----- Data in this exercise -----

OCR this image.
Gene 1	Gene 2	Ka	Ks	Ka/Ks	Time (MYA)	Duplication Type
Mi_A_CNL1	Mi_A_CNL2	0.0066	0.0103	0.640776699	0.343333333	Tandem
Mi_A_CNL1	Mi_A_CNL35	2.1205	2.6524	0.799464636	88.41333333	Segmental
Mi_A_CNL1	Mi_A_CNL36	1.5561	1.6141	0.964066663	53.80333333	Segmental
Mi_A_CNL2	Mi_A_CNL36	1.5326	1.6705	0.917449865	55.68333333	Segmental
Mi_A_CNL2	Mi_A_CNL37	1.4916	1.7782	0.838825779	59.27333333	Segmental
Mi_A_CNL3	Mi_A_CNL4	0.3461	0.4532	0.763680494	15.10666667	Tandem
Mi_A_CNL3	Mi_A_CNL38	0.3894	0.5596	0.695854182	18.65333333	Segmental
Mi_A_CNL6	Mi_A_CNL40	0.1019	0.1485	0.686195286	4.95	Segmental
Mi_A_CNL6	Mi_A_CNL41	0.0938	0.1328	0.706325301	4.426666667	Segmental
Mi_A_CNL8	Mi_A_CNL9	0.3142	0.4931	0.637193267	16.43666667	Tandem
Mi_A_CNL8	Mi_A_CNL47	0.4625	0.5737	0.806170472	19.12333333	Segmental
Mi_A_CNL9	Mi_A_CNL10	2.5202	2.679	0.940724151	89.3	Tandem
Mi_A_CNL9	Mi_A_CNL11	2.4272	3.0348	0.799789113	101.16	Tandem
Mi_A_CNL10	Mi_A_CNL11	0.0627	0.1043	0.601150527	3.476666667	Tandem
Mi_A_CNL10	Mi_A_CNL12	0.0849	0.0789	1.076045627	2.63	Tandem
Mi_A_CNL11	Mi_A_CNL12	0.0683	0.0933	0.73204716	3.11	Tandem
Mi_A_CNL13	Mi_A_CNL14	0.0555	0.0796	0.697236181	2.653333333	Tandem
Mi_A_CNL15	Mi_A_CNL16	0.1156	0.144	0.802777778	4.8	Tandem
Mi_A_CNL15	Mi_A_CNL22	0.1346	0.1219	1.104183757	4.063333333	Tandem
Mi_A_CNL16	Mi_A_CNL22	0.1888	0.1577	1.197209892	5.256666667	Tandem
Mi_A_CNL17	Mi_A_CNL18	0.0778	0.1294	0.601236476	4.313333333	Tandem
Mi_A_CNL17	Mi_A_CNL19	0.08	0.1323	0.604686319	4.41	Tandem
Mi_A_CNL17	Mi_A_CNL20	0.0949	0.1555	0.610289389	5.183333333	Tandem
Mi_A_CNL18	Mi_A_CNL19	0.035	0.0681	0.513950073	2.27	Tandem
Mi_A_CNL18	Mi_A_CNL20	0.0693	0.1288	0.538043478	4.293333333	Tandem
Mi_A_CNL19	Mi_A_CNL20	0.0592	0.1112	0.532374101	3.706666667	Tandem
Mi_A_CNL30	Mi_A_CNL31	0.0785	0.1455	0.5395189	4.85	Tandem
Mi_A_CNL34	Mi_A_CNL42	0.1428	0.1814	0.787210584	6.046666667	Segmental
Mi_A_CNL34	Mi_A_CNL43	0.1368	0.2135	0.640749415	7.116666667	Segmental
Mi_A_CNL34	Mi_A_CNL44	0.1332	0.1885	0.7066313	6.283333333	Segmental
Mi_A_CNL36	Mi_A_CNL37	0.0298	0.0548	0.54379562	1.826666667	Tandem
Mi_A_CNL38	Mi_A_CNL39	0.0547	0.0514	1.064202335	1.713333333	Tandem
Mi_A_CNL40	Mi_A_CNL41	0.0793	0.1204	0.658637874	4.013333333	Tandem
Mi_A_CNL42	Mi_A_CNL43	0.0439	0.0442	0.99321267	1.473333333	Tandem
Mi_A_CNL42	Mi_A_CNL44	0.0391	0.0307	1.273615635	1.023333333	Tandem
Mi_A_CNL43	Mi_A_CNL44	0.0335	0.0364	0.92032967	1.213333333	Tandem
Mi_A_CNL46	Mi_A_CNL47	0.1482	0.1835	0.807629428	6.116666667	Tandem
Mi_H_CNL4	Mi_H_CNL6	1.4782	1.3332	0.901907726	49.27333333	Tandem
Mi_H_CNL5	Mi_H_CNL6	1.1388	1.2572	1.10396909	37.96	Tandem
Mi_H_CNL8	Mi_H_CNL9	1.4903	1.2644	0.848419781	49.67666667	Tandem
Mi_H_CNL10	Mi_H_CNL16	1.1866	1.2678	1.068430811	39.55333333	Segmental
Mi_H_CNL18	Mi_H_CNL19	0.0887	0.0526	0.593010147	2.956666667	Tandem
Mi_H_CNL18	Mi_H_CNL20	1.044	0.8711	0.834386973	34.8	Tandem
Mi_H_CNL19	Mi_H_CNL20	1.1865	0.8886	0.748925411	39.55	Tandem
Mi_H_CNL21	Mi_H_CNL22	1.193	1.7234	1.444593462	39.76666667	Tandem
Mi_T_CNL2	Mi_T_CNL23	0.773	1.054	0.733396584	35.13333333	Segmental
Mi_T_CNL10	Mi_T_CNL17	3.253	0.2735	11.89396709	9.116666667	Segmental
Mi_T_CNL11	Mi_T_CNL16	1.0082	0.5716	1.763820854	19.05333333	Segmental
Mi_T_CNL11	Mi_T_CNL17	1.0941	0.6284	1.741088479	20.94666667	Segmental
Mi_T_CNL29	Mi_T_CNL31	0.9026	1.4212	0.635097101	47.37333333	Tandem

-----

**What you have to do:**
Reproduce every line of the material above exactly.

**Written solution:**
OCR this image.
Gene 1	Gene 2	Ka	Ks	Ka/Ks	Time (MYA)	Duplication Type
Mi_A_CNL1	Mi_A_CNL2	0.0066	0.0103	0.640776699	0.343333333	Tandem
Mi_A_CNL1	Mi_A_CNL35	2.1205	2.6524	0.799464636	88.41333333	Segmental
Mi_A_CNL1	Mi_A_CNL36	1.5561	1.6141	0.964066663	53.80333333	Segmental
Mi_A_CNL2	Mi_A_CNL36	1.5326	1.6705	0.917449865	55.68333333	Segmental
Mi_A_CNL2	Mi_A_CNL37	1.4916	1.7782	0.838825779	59.27333333	Segmental
Mi_A_CNL3	Mi_A_CNL4	0.3461	0.4532	0.763680494	15.10666667	Tandem
Mi_A_CNL3	Mi_A_CNL38	0.3894	0.5596	0.695854182	18.65333333	Segmental
Mi_A_CNL6	Mi_A_CNL40	0.1019	0.1485	0.686195286	4.95	Segmental
Mi_A_CNL6	Mi_A_CNL41	0.0938	0.1328	0.706325301	4.426666667	Segmental
Mi_A_CNL8	Mi_A_CNL9	0.3142	0.4931	0.637193267	16.43666667	Tandem
Mi_A_CNL8	Mi_A_CNL47	0.4625	0.5737	0.806170472	19.12333333	Segmental
Mi_A_CNL9	Mi_A_CNL10	2.5202	2.679	0.940724151	89.3	Tandem
Mi_A_CNL9	Mi_A_CNL11	2.4272	3.0348	0.799789113	101.16	Tandem
Mi_A_CNL10	Mi_A_CNL11	0.0627	0.1043	0.601150527	3.476666667	Tandem
Mi_A_CNL10	Mi_A_CNL12	0.0849	0.0789	1.076045627	2.63	Tandem
Mi_A_CNL11	Mi_A_CNL12	0.0683	0.0933	0.73204716	3.11	Tandem
Mi_A_CNL13	Mi_A_CNL14	0.0555	0.0796	0.697236181	2.653333333	Tandem
Mi_A_CNL15	Mi_A_CNL16	0.1156	0.144	0.802777778	4.8	Tandem
Mi_A_CNL15	Mi_A_CNL22	0.1346	0.1219	1.104183757	4.063333333	Tandem
Mi_A_CNL16	Mi_A_CNL22	0.1888	0.1577	1.197209892	5.256666667	Tandem
Mi_A_CNL17	Mi_A_CNL18	0.0778	0.1294	0.601236476	4.313333333	Tandem
Mi_A_CNL17	Mi_A_CNL19	0.08	0.1323	0.604686319	4.41	Tandem
Mi_A_CNL17	Mi_A_CNL20	0.0949	0.1555	0.610289389	5.183333333	Tandem
Mi_A_CNL18	Mi_A_CNL19	0.035	0.0681	0.513950073	2.27	Tandem
Mi_A_CNL18	Mi_A_CNL20	0.0693	0.1288	0.538043478	4.293333333	Tandem
Mi_A_CNL19	Mi_A_CNL20	0.0592	0.1112	0.532374101	3.706666667	Tandem
Mi_A_CNL30	Mi_A_CNL31	0.0785	0.1455	0.5395189	4.85	Tandem
Mi_A_CNL34	Mi_A_CNL42	0.1428	0.1814	0.787210584	6.046666667	Segmental
Mi_A_CNL34	Mi_A_CNL43	0.1368	0.2135	0.640749415	7.116666667	Segmental
Mi_A_CNL34	Mi_A_CNL44	0.1332	0.1885	0.7066313	6.283333333	Segmental
Mi_A_CNL36	Mi_A_CNL37	0.0298	0.0548	0.54379562	1.826666667	Tandem
Mi_A_CNL38	Mi_A_CNL39	0.0547	0.0514	1.064202335	1.713333333	Tandem
Mi_A_CNL40	Mi_A_CNL41	0.0793	0.1204	0.658637874	4.013333333	Tandem
Mi_A_CNL42	Mi_A_CNL43	0.0439	0.0442	0.99321267	1.473333333	Tandem
Mi_A_CNL42	Mi_A_CNL44	0.0391	0.0307	1.273615635	1.023333333	Tandem
Mi_A_CNL43	Mi_A_CNL44	0.0335	0.0364	0.92032967	1.213333333	Tandem
Mi_A_CNL46	Mi_A_CNL47	0.1482	0.1835	0.807629428	6.116666667	Tandem
Mi_H_CNL4	Mi_H_CNL6	1.4782	1.3332	0.901907726	49.27333333	Tandem
Mi_H_CNL5	Mi_H_CNL6	1.1388	1.2572	1.10396909	37.96	Tandem
Mi_H_CNL8	Mi_H_CNL9	1.4903	1.2644	0.848419781	49.67666667	Tandem
Mi_H_CNL10	Mi_H_CNL16	1.1866	1.2678	1.068430811	39.55333333	Segmental
Mi_H_CNL18	Mi_H_CNL19	0.0887	0.0526	0.593010147	2.956666667	Tandem
Mi_H_CNL18	Mi_H_CNL20	1.044	0.8711	0.834386973	34.8	Tandem
Mi_H_CNL19	Mi_H_CNL20	1.1865	0.8886	0.748925411	39.55	Tandem
Mi_H_CNL21	Mi_H_CNL22	1.193	1.7234	1.444593462	39.76666667	Tandem
Mi_T_CNL2	Mi_T_CNL23	0.773	1.054	0.733396584	35.13333333	Segmental
Mi_T_CNL10	Mi_T_CNL17	3.253	0.2735	11.89396709	9.116666667	Segmental
Mi_T_CNL11	Mi_T_CNL16	1.0082	0.5716	1.763820854	19.05333333	Segmental
Mi_T_CNL11	Mi_T_CNL17	1.0941	0.6284	1.741088479	20.94666667	Segmental
Mi_T_CNL29	Mi_T_CNL31	0.9026	1.4212	0.635097101	47.37333333	Tandem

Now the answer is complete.